#### Rows from a dataset:
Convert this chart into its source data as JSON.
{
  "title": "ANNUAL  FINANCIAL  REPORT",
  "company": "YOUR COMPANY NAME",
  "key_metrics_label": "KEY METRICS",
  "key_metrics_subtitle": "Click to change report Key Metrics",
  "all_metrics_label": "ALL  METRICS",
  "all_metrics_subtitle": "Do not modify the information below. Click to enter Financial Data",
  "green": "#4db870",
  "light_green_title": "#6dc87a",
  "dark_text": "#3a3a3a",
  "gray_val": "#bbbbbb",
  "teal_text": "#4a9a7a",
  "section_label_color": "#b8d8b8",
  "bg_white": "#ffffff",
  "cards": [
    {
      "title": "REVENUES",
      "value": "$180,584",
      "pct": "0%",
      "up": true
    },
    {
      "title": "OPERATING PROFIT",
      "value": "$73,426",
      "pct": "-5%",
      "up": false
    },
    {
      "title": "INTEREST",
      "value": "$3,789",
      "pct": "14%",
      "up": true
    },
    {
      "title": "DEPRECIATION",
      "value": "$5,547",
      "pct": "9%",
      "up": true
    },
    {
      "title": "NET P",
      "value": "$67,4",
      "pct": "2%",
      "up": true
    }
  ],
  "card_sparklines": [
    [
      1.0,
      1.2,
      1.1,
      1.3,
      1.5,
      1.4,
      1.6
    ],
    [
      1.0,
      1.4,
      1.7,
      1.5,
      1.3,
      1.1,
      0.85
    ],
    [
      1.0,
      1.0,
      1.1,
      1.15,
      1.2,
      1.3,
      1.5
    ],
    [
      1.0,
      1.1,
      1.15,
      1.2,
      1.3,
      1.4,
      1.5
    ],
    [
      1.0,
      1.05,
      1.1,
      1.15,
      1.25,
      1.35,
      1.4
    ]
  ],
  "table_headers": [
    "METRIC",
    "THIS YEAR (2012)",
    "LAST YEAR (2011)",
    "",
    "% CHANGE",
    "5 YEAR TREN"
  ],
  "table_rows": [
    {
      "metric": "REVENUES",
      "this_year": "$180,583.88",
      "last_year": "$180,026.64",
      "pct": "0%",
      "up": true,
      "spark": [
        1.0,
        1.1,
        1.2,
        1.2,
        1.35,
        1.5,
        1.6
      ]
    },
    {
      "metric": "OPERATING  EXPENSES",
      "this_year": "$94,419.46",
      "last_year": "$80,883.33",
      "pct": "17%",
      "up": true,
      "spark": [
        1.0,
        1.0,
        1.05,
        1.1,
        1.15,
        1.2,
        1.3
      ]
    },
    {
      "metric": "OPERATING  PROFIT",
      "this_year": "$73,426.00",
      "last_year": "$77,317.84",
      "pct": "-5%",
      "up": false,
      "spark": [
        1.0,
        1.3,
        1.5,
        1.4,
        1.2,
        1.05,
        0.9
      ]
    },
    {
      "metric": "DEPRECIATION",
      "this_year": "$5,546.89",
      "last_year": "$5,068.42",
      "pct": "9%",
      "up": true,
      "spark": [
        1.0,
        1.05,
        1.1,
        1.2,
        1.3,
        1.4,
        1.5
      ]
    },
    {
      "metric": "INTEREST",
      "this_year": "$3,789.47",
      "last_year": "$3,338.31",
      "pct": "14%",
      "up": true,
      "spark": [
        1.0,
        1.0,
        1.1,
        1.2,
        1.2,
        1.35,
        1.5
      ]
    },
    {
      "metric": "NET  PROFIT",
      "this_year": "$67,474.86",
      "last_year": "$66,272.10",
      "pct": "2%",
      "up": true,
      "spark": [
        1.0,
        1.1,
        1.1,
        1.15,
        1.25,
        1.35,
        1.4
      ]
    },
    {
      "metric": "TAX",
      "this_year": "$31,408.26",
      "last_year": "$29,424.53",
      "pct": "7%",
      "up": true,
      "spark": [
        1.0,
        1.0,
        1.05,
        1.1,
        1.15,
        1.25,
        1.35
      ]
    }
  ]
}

#### Stated problem:
Working from the material above, retype it in its entirety without change.

#### Result:
Convert this chart into its source data as JSON.
{
  "title": "ANNUAL  FINANCIAL  REPORT",
  "company": "YOUR COMPANY NAME",
  "key_metrics_label": "KEY METRICS",
  "key_metrics_subtitle": "Click to change report Key Metrics",
  "all_metrics_label": "ALL  METRICS",
  "all_metrics_subtitle": "Do not modify the information below. Click to enter Financial Data",
  "green": "#4db870",
  "light_green_title": "#6dc87a",
  "dark_text": "#3a3a3a",
  "gray_val": "#bbbbbb",
  "teal_text": "#4a9a7a",
  "section_label_color": "#b8d8b8",
  "bg_white": "#ffffff",
  "cards": [
    {
      "title": "REVENUES",
      "value": "$180,584",
      "pct": "0%",
      "up": true
    },
    {
      "title": "OPERATING PROFIT",
      "value": "$73,426",
      "pct": "-5%",
      "up": false
    },
    {
      "title": "INTEREST",
      "value": "$3,789",
      "pct": "14%",
      "up": true
    },
    {
      "title": "DEPRECIATION",
      "value": "$5,547",
      "pct": "9%",
      "up": true
    },
    {
      "title": "NET P",
      "value": "$67,4",
      "pct": "2%",
      "up": true
    }
  ],
  "card_sparklines": [
    [
      1.0,
      1.2,
      1.1,
      1.3,
      1.5,
      1.4,
      1.6
    ],
    [
      1.0,
      1.4,
      1.7,
      1.5,
      1.3,
      1.1,
      0.85
    ],
    [
      1.0,
      1.0,
      1.1,
      1.15,
      1.2,
      1.3,
      1.5
    ],
    [
      1.0,
      1.1,
      1.15,
      1.2,
      1.3,
      1.4,
      1.5
    ],
    [
      1.0,
      1.05,
      1.1,
      1.15,
      1.25,
      1.35,
      1.4
    ]
  ],
  "table_headers": [
    "METRIC",
    "THIS YEAR (2012)",
    "LAST YEAR (2011)",
    "",
    "% CHANGE",
    "5 YEAR TREN"
  ],
  "table_rows": [
    {
      "metric": "REVENUES",
      "this_year": "$180,583.88",
      "last_year": "$180,026.64",
      "pct": "0%",
      "up": true,
      "spark": [
        1.0,
        1.1,
        1.2,
        1.2,
        1.35,
        1.5,
        1.6
      ]
    },
    {
      "metric": "OPERATING  EXPENSES",
      "this_year": "$94,419.46",
      "last_year": "$80,883.33",
      "pct": "17%",
      "up": true,
      "spark": [
        1.0,
        1.0,
        1.05,
        1.1,
        1.15,
        1.2,
        1.3
      ]
    },
    {
      "metric": "OPERATING  PROFIT",
      "this_year": "$73,426.00",
      "last_year": "$77,317.84",
      "pct": "-5%",
      "up": false,
      "spark": [
        1.0,
        1.3,
        1.5,
        1.4,
        1.2,
        1.05,
        0.9
      ]
    },
    {
      "metric": "DEPRECIATION",
      "this_year": "$5,546.89",
      "last_year": "$5,068.42",
      "pct": "9%",
      "up": true,
      "spark": [
        1.0,
        1.05,
        1.1,
        1.2,
        1.3,
        1.4,
        1.5
      ]
    },
    {
      "metric": "INTEREST",
      "this_year": "$3,789.47",
      "last_year": "$3,338.31",
      "pct": "14%",
      "up": true,
      "spark": [
        1.0,
        1.0,
        1.1,
        1.2,
        1.2,
        1.35,
        1.5
      ]
    },
    {
      "metric": "NET  PROFIT",
      "this_year": "$67,474.86",
      "last_year": "$66,272.10",
      "pct": "2%",
      "up": true,
      "spark": [
        1.0,
        1.1,
        1.1,
        1.15,
        1.25,
        1.35,
        1.4
      ]
    },
    {
      "metric": "TAX",
      "this_year": "$31,408.26",
      "last_year": "$29,424.53",
      "pct": "7%",
      "up": true,
      "spark": [
        1.0,
        1.0,
        1.05,
        1.1,
        1.15,
        1.25,
        1.35
      ]
    }
  ]
}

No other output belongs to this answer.